Repeat the listing in full, preserving every character.
## begin Listed records
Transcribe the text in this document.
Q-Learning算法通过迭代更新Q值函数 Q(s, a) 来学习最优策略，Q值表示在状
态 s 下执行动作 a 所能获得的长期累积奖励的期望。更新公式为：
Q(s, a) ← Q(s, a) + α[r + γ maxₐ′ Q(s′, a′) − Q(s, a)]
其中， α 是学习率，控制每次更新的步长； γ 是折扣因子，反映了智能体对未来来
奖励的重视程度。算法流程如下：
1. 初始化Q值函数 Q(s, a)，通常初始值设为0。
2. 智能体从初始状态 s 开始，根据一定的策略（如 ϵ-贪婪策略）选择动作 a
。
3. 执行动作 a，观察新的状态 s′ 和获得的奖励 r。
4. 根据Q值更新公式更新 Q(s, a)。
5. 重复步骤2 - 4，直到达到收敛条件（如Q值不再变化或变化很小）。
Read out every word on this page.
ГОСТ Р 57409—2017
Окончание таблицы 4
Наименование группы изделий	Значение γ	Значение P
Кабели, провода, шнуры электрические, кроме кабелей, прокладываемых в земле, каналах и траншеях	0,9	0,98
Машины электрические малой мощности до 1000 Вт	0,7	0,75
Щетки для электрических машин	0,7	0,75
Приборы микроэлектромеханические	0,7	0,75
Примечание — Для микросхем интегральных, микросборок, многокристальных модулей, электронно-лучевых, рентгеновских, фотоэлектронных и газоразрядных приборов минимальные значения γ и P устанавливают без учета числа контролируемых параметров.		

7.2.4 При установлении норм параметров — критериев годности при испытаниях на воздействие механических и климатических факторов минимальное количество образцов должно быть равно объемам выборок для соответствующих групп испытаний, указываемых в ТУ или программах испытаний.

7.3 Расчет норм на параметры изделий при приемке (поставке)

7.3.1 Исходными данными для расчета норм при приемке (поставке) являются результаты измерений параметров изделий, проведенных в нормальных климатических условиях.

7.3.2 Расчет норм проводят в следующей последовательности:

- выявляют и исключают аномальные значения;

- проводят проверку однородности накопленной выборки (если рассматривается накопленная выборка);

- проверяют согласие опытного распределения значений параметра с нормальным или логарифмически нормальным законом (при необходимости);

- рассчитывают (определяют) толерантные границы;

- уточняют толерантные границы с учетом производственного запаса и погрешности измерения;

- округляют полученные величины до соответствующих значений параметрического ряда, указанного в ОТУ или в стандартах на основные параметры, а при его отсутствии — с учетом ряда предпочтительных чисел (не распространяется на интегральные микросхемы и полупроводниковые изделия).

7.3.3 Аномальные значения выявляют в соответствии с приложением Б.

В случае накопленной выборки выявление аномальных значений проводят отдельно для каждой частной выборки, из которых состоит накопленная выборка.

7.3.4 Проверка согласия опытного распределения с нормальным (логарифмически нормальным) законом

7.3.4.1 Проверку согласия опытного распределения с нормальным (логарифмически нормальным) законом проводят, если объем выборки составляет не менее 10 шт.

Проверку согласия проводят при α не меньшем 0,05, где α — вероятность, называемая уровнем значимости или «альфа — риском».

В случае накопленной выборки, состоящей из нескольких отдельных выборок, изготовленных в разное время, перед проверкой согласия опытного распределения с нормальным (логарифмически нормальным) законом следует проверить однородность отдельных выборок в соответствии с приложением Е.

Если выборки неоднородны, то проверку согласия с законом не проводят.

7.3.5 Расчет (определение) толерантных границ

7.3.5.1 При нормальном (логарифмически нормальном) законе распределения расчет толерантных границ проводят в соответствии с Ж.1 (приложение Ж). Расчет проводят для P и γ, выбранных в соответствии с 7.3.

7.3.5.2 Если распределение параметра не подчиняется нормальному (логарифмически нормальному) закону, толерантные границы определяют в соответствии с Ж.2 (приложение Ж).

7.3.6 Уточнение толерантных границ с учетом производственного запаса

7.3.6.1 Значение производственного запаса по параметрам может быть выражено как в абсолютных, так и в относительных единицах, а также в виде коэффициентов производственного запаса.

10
## end Listed records
→ **Full solution**
Transcribe the text in this document.
Q-Learning算法通过迭代更新Q值函数 Q(s, a) 来学习最优策略，Q值表示在状
态 s 下执行动作 a 所能获得的长期累积奖励的期望。更新公式为：
Q(s, a) ← Q(s, a) + α[r + γ maxₐ′ Q(s′, a′) − Q(s, a)]
其中， α 是学习率，控制每次更新的步长； γ 是折扣因子，反映了智能体对未来来
奖励的重视程度。算法流程如下：
1. 初始化Q值函数 Q(s, a)，通常初始值设为0。
2. 智能体从初始状态 s 开始，根据一定的策略（如 ϵ-贪婪策略）选择动作 a
。
3. 执行动作 a，观察新的状态 s′ 和获得的奖励 r。
4. 根据Q值更新公式更新 Q(s, a)。
5. 重复步骤2 - 4，直到达到收敛条件（如Q值不再变化或变化很小）。
Read out every word on this page.
ГОСТ Р 57409—2017
Окончание таблицы 4
Наименование группы изделий	Значение γ	Значение P
Кабели, провода, шнуры электрические, кроме кабелей, прокладываемых в земле, каналах и траншеях	0,9	0,98
Машины электрические малой мощности до 1000 Вт	0,7	0,75
Щетки для электрических машин	0,7	0,75
Приборы микроэлектромеханические	0,7	0,75
Примечание — Для микросхем интегральных, микросборок, многокристальных модулей, электронно-лучевых, рентгеновских, фотоэлектронных и газоразрядных приборов минимальные значения γ и P устанавливают без учета числа контролируемых параметров.		

7.2.4 При установлении норм параметров — критериев годности при испытаниях на воздействие механических и климатических факторов минимальное количество образцов должно быть равно объемам выборок для соответствующих групп испытаний, указываемых в ТУ или программах испытаний.

7.3 Расчет норм на параметры изделий при приемке (поставке)

7.3.1 Исходными данными для расчета норм при приемке (поставке) являются результаты измерений параметров изделий, проведенных в нормальных климатических условиях.

7.3.2 Расчет норм проводят в следующей последовательности:

- выявляют и исключают аномальные значения;

- проводят проверку однородности накопленной выборки (если рассматривается накопленная выборка);

- проверяют согласие опытного распределения значений параметра с нормальным или логарифмически нормальным законом (при необходимости);

- рассчитывают (определяют) толерантные границы;

- уточняют толерантные границы с учетом производственного запаса и погрешности измерения;

- округляют полученные величины до соответствующих значений параметрического ряда, указанного в ОТУ или в стандартах на основные параметры, а при его отсутствии — с учетом ряда предпочтительных чисел (не распространяется на интегральные микросхемы и полупроводниковые изделия).

7.3.3 Аномальные значения выявляют в соответствии с приложением Б.

В случае накопленной выборки выявление аномальных значений проводят отдельно для каждой частной выборки, из которых состоит накопленная выборка.

7.3.4 Проверка согласия опытного распределения с нормальным (логарифмически нормальным) законом

7.3.4.1 Проверку согласия опытного распределения с нормальным (логарифмически нормальным) законом проводят, если объем выборки составляет не менее 10 шт.

Проверку согласия проводят при α не меньшем 0,05, где α — вероятность, называемая уровнем значимости или «альфа — риском».

В случае накопленной выборки, состоящей из нескольких отдельных выборок, изготовленных в разное время, перед проверкой согласия опытного распределения с нормальным (логарифмически нормальным) законом следует проверить однородность отдельных выборок в соответствии с приложением Е.

Если выборки неоднородны, то проверку согласия с законом не проводят.

7.3.5 Расчет (определение) толерантных границ

7.3.5.1 При нормальном (логарифмически нормальном) законе распределения расчет толерантных границ проводят в соответствии с Ж.1 (приложение Ж). Расчет проводят для P и γ, выбранных в соответствии с 7.3.

7.3.5.2 Если распределение параметра не подчиняется нормальному (логарифмически нормальному) закону, толерантные границы определяют в соответствии с Ж.2 (приложение Ж).

7.3.6 Уточнение толерантных границ с учетом производственного запаса

7.3.6.1 Значение производственного запаса по параметрам может быть выражено как в абсолютных, так и в относительных единицах, а также в виде коэффициентов производственного запаса.

10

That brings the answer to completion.